Exercise task:
Every entry below should be transcribed exactly; pictures stay out of the copy.

══════

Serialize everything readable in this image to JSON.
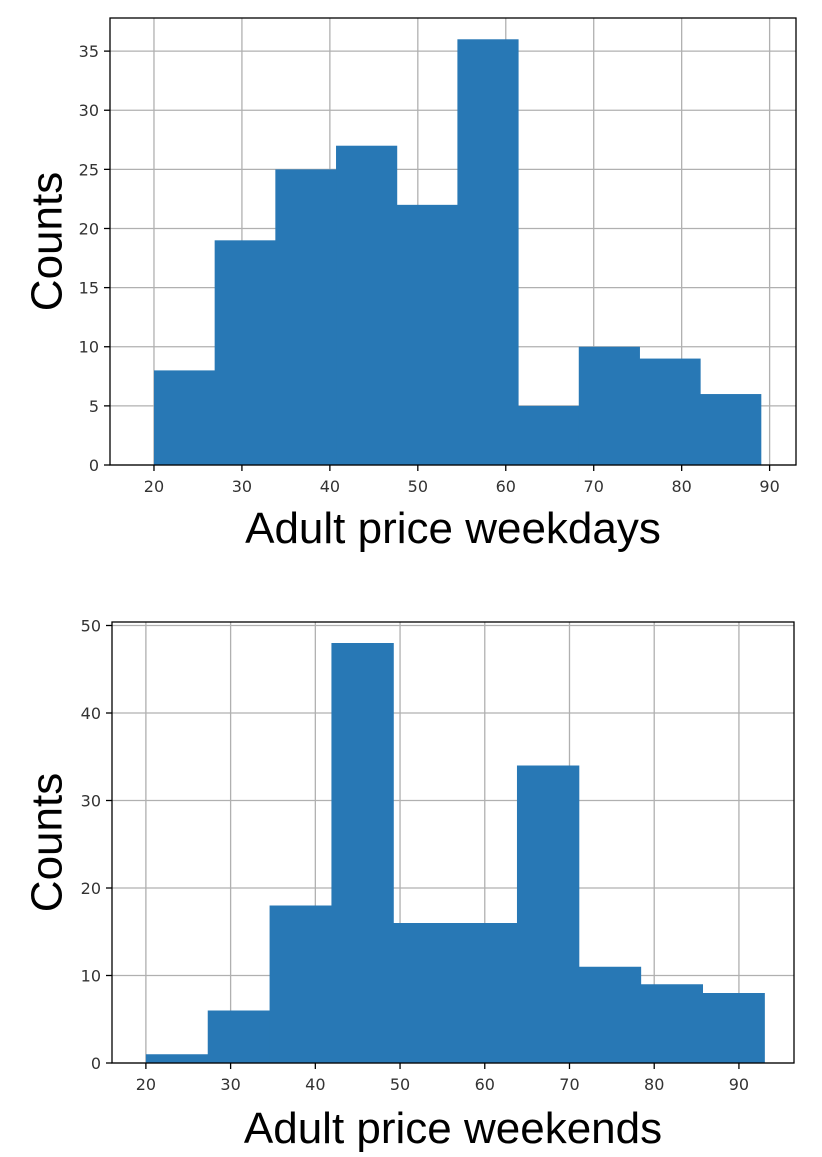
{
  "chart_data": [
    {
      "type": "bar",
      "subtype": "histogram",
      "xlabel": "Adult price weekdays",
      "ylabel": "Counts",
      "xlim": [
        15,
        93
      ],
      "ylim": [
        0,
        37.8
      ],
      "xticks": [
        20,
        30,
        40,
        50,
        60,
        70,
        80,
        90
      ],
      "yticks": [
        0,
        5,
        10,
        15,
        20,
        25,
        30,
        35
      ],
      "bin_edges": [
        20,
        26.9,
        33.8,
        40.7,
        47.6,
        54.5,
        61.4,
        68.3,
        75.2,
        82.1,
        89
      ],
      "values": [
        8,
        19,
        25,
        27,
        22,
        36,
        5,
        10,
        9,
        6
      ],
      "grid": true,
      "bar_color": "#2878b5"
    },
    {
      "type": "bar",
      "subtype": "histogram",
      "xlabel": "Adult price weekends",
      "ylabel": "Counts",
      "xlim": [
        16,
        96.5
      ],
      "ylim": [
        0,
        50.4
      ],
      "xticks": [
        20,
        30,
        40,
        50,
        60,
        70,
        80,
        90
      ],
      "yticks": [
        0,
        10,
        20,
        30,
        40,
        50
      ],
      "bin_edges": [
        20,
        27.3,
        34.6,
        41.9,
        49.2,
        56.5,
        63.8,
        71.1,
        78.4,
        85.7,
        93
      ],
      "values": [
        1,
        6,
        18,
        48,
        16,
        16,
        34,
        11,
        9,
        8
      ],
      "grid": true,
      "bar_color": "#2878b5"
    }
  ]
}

══════

The output:
Serialize everything readable in this image to JSON.
{
  "chart_data": [
    {
      "type": "bar",
      "subtype": "histogram",
      "xlabel": "Adult price weekdays",
      "ylabel": "Counts",
      "xlim": [
        15,
        93
      ],
      "ylim": [
        0,
        37.8
      ],
      "xticks": [
        20,
        30,
        40,
        50,
        60,
        70,
        80,
        90
      ],
      "yticks": [
        0,
        5,
        10,
        15,
        20,
        25,
        30,
        35
      ],
      "bin_edges": [
        20,
        26.9,
        33.8,
        40.7,
        47.6,
        54.5,
        61.4,
        68.3,
        75.2,
        82.1,
        89
      ],
      "values": [
        8,
        19,
        25,
        27,
        22,
        36,
        5,
        10,
        9,
        6
      ],
      "grid": true,
      "bar_color": "#2878b5"
    },
    {
      "type": "bar",
      "subtype": "histogram",
      "xlabel": "Adult price weekends",
      "ylabel": "Counts",
      "xlim": [
        16,
        96.5
      ],
      "ylim": [
        0,
        50.4
      ],
      "xticks": [
        20,
        30,
        40,
        50,
        60,
        70,
        80,
        90
      ],
      "yticks": [
        0,
        10,
        20,
        30,
        40,
        50
      ],
      "bin_edges": [
        20,
        27.3,
        34.6,
        41.9,
        49.2,
        56.5,
        63.8,
        71.1,
        78.4,
        85.7,
        93
      ],
      "values": [
        1,
        6,
        18,
        48,
        16,
        16,
        34,
        11,
        9,
        8
      ],
      "grid": true,
      "bar_color": "#2878b5"
    }
  ]
}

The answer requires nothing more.